— START OF SUPPLIED MATERIAL —

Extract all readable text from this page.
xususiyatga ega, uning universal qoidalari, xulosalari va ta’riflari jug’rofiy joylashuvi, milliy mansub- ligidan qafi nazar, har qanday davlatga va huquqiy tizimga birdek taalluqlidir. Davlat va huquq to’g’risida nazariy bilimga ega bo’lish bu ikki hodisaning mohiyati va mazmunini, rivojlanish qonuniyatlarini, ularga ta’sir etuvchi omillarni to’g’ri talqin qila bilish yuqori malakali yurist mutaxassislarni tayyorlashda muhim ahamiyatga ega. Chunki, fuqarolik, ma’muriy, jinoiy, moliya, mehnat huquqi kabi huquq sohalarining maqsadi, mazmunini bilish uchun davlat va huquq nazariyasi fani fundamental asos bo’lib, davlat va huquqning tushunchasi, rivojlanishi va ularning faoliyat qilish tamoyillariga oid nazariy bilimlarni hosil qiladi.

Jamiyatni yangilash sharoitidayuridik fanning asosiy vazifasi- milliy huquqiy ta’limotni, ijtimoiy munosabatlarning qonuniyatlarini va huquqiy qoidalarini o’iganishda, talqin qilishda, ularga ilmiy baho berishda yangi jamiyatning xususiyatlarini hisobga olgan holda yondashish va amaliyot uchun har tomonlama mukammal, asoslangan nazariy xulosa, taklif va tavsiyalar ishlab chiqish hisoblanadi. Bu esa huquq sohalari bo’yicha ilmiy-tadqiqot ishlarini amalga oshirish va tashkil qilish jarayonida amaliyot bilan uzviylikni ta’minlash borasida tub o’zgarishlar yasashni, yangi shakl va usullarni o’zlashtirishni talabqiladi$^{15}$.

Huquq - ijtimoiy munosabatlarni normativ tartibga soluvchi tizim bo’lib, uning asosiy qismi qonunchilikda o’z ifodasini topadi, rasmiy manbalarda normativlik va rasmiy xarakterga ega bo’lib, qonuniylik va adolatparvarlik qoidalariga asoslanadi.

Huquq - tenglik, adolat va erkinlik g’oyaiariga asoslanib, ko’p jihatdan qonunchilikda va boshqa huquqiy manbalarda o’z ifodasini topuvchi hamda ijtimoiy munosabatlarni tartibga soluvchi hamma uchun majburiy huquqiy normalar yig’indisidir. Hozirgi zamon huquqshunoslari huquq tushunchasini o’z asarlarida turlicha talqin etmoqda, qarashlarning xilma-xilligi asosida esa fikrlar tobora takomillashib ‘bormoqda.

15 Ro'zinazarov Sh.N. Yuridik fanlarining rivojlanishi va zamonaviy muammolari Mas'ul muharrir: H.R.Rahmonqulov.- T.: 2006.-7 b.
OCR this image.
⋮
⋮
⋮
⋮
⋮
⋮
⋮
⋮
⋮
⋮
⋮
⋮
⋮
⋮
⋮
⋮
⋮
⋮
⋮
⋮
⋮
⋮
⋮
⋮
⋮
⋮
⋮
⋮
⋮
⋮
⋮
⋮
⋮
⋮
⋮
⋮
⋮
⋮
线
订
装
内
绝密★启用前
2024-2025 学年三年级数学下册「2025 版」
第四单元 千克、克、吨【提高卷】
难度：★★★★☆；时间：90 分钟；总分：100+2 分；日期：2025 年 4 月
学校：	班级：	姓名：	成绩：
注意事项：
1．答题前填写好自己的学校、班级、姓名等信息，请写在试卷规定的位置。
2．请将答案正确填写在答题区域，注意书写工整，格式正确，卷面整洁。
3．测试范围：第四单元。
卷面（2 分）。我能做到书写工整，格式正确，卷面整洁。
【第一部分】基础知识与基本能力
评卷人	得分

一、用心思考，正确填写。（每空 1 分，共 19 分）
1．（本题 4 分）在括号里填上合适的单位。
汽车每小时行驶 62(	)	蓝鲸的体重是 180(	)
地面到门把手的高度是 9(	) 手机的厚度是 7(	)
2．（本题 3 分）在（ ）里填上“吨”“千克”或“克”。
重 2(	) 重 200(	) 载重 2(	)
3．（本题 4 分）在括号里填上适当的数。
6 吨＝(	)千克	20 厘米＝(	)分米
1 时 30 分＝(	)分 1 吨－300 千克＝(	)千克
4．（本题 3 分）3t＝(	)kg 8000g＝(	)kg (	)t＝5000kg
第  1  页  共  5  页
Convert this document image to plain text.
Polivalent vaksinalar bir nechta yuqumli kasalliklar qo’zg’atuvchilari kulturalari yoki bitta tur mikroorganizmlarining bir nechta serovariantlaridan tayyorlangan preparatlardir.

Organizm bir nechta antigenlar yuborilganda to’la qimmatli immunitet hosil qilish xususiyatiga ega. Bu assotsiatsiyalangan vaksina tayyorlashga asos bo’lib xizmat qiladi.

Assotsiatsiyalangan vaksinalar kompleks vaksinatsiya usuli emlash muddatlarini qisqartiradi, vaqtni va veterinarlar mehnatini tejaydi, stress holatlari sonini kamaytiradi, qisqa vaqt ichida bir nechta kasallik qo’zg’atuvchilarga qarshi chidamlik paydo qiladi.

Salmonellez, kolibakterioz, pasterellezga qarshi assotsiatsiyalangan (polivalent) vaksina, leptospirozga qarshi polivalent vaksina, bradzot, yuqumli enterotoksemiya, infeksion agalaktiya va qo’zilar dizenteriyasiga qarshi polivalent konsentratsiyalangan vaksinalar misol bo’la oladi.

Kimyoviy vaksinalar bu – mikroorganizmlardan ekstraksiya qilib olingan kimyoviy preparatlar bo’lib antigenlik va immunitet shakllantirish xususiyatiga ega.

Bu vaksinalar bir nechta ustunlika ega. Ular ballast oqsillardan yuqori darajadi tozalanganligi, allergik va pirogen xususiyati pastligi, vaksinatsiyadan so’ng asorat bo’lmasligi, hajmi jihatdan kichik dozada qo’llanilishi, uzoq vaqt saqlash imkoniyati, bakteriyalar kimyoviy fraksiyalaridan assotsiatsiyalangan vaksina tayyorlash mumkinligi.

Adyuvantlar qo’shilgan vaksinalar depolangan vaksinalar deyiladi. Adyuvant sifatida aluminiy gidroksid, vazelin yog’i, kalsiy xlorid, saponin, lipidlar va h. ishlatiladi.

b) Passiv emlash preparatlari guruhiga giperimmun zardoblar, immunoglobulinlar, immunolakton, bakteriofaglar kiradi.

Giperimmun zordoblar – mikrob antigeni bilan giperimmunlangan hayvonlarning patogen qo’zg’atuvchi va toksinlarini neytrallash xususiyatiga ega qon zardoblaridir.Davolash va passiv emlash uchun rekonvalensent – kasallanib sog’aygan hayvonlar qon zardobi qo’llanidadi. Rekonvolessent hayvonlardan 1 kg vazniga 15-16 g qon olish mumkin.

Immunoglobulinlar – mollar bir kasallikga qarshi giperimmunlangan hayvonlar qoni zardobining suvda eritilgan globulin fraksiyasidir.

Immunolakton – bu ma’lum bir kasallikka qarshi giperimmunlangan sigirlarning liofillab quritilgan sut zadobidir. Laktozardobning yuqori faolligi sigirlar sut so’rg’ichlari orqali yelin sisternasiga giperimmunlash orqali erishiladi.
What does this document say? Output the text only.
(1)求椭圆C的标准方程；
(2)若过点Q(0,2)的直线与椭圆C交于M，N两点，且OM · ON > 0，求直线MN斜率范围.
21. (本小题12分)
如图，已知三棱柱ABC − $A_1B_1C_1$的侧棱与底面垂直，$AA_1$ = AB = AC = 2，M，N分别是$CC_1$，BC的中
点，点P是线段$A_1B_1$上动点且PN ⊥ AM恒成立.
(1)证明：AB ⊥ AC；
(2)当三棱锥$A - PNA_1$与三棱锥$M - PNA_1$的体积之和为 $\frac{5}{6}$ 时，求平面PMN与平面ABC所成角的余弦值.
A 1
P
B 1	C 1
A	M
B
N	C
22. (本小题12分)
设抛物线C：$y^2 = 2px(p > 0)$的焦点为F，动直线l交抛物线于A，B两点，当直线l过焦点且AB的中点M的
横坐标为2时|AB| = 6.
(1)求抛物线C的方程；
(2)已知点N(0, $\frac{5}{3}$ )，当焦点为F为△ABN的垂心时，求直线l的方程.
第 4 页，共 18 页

— END OF SUPPLIED MATERIAL —

GOAL: Return only the lines running from the line with "What does this" to the last line of the records, both included, exactly as written.

THE RESULT:
What does this document say? Output the text only.
(1)求椭圆C的标准方程；
(2)若过点Q(0,2)的直线与椭圆C交于M，N两点，且OM · ON > 0，求直线MN斜率范围.
21. (本小题12分)
如图，已知三棱柱ABC − $A_1B_1C_1$的侧棱与底面垂直，$AA_1$ = AB = AC = 2，M，N分别是$CC_1$，BC的中
点，点P是线段$A_1B_1$上动点且PN ⊥ AM恒成立.
(1)证明：AB ⊥ AC；
(2)当三棱锥$A - PNA_1$与三棱锥$M - PNA_1$的体积之和为 $\frac{5}{6}$ 时，求平面PMN与平面ABC所成角的余弦值.
A 1
P
B 1	C 1
A	M
B
N	C
22. (本小题12分)
设抛物线C：$y^2 = 2px(p > 0)$的焦点为F，动直线l交抛物线于A，B两点，当直线l过焦点且AB的中点M的
横坐标为2时|AB| = 6.
(1)求抛物线C的方程；
(2)已知点N(0, $\frac{5}{3}$ )，当焦点为F为△ABN的垂心时，求直线l的方程.
第 4 页，共 18 页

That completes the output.